> **WHAT YOU WILL DO**: A line counts if it contains the string "name"; say how many such lines there are, giving only the number.
════
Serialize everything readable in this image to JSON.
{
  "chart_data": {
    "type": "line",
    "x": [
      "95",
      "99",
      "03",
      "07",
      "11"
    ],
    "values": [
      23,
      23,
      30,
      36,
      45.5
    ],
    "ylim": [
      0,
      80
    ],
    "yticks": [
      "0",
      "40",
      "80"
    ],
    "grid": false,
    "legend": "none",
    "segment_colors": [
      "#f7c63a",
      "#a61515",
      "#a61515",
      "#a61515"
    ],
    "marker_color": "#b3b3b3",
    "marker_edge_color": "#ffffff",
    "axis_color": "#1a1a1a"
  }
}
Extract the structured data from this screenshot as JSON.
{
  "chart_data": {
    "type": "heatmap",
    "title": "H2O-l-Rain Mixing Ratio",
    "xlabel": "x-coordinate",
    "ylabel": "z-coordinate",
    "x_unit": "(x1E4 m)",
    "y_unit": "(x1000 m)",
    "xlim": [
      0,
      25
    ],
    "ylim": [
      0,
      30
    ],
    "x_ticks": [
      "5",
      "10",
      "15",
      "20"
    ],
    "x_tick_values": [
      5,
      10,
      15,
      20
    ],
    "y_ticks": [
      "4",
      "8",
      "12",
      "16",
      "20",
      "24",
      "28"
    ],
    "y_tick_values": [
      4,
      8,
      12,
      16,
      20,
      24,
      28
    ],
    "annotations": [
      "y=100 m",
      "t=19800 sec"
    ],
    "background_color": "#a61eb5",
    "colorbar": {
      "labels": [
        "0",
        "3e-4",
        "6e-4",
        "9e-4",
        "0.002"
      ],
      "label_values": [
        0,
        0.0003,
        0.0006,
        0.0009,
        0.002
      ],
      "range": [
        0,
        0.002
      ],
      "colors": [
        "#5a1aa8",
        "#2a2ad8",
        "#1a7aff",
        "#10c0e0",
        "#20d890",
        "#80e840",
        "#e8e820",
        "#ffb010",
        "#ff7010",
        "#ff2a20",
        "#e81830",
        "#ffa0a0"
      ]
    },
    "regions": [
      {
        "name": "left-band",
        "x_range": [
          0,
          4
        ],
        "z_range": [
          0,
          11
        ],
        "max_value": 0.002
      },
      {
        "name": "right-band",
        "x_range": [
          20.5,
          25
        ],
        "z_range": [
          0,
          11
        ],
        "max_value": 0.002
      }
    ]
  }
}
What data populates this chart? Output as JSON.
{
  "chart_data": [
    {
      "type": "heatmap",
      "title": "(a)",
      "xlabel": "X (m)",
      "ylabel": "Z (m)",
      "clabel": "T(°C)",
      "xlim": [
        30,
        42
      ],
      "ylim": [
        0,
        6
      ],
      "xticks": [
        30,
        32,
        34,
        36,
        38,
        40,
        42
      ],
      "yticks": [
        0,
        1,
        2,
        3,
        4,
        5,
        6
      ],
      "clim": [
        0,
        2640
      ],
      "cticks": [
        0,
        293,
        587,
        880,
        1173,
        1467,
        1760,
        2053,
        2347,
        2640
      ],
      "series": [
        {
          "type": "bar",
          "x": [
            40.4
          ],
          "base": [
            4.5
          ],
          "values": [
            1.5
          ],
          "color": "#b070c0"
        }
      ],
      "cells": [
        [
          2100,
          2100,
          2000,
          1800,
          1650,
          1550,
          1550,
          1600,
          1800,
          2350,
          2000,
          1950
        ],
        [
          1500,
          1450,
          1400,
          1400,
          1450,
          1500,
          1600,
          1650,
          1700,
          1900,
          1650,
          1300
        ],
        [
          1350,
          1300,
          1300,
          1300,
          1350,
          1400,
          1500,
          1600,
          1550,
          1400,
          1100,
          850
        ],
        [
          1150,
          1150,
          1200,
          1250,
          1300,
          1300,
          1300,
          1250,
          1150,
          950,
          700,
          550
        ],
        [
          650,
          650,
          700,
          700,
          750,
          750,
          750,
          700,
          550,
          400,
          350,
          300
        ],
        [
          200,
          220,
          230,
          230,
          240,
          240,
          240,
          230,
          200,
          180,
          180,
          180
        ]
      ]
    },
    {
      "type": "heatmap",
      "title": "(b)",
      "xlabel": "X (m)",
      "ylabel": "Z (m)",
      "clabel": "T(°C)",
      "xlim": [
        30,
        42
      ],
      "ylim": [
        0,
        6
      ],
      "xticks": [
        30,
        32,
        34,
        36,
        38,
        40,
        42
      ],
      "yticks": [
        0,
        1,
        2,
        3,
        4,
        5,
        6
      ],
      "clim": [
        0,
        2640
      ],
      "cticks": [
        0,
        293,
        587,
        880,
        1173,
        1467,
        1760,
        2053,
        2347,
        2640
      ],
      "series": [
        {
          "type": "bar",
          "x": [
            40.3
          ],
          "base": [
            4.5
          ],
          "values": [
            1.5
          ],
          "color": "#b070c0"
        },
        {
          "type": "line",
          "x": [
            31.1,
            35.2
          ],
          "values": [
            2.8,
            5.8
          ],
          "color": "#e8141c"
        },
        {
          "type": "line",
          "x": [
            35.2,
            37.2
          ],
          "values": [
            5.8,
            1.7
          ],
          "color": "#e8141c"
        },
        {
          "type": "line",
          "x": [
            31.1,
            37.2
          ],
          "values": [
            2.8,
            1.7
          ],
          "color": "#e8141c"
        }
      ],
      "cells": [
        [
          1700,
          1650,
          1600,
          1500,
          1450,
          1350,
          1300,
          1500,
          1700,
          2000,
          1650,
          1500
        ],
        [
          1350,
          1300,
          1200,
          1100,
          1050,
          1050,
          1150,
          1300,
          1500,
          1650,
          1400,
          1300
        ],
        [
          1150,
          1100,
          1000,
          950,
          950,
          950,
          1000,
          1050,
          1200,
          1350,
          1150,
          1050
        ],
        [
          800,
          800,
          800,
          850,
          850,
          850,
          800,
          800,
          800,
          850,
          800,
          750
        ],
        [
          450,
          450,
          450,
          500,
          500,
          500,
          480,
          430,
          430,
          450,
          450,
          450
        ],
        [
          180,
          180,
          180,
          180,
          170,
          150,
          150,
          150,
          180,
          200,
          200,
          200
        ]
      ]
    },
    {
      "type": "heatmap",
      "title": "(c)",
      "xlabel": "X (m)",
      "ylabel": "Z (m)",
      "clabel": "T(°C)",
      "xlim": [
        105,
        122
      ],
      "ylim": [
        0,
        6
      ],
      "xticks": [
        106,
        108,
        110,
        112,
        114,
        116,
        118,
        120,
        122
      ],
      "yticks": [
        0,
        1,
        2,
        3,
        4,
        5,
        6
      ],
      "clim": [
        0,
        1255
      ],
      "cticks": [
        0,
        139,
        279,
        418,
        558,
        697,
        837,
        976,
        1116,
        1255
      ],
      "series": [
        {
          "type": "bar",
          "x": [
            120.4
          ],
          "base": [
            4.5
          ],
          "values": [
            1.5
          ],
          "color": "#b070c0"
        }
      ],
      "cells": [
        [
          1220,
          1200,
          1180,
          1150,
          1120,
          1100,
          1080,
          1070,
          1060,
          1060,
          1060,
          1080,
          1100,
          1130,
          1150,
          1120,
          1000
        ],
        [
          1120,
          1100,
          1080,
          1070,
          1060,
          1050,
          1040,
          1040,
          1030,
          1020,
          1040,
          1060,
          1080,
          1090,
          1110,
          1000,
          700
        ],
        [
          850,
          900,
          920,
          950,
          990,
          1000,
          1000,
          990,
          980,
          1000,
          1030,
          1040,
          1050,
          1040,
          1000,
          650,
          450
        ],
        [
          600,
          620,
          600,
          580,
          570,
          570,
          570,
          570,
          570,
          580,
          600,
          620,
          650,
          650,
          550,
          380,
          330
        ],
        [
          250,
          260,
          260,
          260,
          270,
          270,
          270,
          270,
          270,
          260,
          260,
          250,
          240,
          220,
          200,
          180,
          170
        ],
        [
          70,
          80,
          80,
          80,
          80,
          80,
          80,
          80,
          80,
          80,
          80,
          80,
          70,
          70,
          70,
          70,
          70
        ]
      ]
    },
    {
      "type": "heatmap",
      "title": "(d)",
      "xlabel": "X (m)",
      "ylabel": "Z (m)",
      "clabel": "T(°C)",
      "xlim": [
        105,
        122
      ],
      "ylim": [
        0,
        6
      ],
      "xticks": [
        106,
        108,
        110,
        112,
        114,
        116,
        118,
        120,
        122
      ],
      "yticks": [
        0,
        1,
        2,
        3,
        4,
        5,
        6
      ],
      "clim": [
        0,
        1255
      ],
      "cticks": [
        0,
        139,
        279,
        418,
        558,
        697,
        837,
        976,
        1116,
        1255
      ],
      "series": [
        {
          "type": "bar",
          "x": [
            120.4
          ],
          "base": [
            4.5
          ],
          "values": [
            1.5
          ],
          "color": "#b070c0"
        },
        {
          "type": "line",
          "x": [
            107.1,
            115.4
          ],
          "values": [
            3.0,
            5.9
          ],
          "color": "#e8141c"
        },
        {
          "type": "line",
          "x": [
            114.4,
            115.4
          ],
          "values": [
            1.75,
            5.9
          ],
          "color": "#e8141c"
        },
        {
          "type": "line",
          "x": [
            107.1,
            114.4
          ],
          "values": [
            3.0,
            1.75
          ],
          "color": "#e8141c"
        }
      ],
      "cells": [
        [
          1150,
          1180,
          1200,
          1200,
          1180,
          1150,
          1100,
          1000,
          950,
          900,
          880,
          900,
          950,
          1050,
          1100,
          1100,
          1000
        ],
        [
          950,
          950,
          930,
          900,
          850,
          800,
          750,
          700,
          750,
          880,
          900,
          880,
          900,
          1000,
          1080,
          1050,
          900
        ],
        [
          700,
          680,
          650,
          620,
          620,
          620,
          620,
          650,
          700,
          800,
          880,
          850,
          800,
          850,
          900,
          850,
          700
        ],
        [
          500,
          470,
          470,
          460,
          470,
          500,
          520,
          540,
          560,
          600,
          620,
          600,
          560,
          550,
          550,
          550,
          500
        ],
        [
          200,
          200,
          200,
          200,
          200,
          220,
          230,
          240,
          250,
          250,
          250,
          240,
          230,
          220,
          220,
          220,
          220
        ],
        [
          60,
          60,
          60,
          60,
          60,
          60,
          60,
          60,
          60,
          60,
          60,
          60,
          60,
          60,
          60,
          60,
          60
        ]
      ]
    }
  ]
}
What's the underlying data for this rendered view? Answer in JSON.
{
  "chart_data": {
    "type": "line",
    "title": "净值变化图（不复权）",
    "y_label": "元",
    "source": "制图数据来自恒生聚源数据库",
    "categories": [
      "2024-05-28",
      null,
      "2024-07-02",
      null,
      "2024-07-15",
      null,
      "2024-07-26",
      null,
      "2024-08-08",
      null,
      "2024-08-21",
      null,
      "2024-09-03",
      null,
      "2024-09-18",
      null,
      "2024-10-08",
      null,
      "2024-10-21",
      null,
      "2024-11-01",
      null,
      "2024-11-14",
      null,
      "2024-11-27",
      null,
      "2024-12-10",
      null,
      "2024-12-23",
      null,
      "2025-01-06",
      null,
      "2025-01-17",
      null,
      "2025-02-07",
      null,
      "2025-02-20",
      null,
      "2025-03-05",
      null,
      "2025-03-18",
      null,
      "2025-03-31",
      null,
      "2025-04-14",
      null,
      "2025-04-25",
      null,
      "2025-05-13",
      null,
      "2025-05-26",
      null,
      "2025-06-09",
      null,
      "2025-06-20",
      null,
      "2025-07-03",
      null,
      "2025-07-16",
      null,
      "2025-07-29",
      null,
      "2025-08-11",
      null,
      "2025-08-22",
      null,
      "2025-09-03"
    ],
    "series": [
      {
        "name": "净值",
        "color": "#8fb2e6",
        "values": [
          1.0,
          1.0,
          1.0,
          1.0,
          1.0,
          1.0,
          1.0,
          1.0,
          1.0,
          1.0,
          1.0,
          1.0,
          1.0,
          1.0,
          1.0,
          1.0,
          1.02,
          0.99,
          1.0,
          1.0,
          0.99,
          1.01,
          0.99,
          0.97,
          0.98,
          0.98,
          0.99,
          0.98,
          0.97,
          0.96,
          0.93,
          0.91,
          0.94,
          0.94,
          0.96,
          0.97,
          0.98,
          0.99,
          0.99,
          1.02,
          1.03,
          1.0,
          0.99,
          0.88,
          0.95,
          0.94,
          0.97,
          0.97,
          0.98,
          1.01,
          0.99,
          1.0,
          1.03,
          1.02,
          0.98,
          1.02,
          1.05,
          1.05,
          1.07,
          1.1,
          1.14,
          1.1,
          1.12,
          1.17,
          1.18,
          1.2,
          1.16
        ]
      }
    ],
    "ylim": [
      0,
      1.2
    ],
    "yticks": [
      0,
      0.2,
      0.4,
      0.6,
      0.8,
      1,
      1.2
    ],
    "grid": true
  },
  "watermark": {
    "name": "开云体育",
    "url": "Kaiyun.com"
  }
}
════
> **FULL ANSWER**: 4